Print all entries precisely as they are written.

━━ Records shown

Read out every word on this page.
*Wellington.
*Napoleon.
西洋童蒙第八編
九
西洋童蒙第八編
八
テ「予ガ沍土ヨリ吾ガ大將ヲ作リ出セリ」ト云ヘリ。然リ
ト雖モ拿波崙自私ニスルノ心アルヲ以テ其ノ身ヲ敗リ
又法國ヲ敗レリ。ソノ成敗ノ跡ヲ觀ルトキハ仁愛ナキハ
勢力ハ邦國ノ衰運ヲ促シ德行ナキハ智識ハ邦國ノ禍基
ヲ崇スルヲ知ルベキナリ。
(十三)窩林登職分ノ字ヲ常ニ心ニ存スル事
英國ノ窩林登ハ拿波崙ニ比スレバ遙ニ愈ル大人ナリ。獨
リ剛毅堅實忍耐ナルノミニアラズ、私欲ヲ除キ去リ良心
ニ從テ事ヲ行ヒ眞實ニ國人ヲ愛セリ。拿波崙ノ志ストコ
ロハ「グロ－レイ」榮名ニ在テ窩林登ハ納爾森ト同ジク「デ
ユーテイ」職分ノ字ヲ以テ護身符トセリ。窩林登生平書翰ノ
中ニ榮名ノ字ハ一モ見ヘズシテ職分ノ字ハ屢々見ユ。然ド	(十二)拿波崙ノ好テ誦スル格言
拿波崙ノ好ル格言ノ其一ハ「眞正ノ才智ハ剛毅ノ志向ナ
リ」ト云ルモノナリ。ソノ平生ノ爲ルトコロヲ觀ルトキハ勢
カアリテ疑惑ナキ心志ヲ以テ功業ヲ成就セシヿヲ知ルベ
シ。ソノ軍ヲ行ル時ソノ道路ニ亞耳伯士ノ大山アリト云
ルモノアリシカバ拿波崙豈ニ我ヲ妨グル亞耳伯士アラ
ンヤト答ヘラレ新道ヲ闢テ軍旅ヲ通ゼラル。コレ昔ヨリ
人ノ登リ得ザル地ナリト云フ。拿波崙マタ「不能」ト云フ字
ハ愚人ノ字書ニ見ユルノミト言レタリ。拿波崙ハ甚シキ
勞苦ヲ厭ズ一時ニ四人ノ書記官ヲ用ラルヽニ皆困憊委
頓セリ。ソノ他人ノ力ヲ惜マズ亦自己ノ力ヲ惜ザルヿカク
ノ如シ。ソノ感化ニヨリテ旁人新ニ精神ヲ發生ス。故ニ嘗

━━━━

Solution to this problem:
Read out every word on this page.
*Wellington.
*Napoleon.
西洋童蒙第八編
九
西洋童蒙第八編
八
テ「予ガ沍土ヨリ吾ガ大將ヲ作リ出セリ」ト云ヘリ。然リ
ト雖モ拿波崙自私ニスルノ心アルヲ以テ其ノ身ヲ敗リ
又法國ヲ敗レリ。ソノ成敗ノ跡ヲ觀ルトキハ仁愛ナキハ
勢力ハ邦國ノ衰運ヲ促シ德行ナキハ智識ハ邦國ノ禍基
ヲ崇スルヲ知ルベキナリ。
(十三)窩林登職分ノ字ヲ常ニ心ニ存スル事
英國ノ窩林登ハ拿波崙ニ比スレバ遙ニ愈ル大人ナリ。獨
リ剛毅堅實忍耐ナルノミニアラズ、私欲ヲ除キ去リ良心
ニ從テ事ヲ行ヒ眞實ニ國人ヲ愛セリ。拿波崙ノ志ストコ
ロハ「グロ－レイ」榮名ニ在テ窩林登ハ納爾森ト同ジク「デ
ユーテイ」職分ノ字ヲ以テ護身符トセリ。窩林登生平書翰ノ
中ニ榮名ノ字ハ一モ見ヘズシテ職分ノ字ハ屢々見ユ。然ド	(十二)拿波崙ノ好テ誦スル格言
拿波崙ノ好ル格言ノ其一ハ「眞正ノ才智ハ剛毅ノ志向ナ
リ」ト云ルモノナリ。ソノ平生ノ爲ルトコロヲ觀ルトキハ勢
カアリテ疑惑ナキ心志ヲ以テ功業ヲ成就セシヿヲ知ルベ
シ。ソノ軍ヲ行ル時ソノ道路ニ亞耳伯士ノ大山アリト云
ルモノアリシカバ拿波崙豈ニ我ヲ妨グル亞耳伯士アラ
ンヤト答ヘラレ新道ヲ闢テ軍旅ヲ通ゼラル。コレ昔ヨリ
人ノ登リ得ザル地ナリト云フ。拿波崙マタ「不能」ト云フ字
ハ愚人ノ字書ニ見ユルノミト言レタリ。拿波崙ハ甚シキ
勞苦ヲ厭ズ一時ニ四人ノ書記官ヲ用ラルヽニ皆困憊委
頓セリ。ソノ他人ノ力ヲ惜マズ亦自己ノ力ヲ惜ザルヿカク
ノ如シ。ソノ感化ニヨリテ旁人新ニ精神ヲ發生ス。故ニ嘗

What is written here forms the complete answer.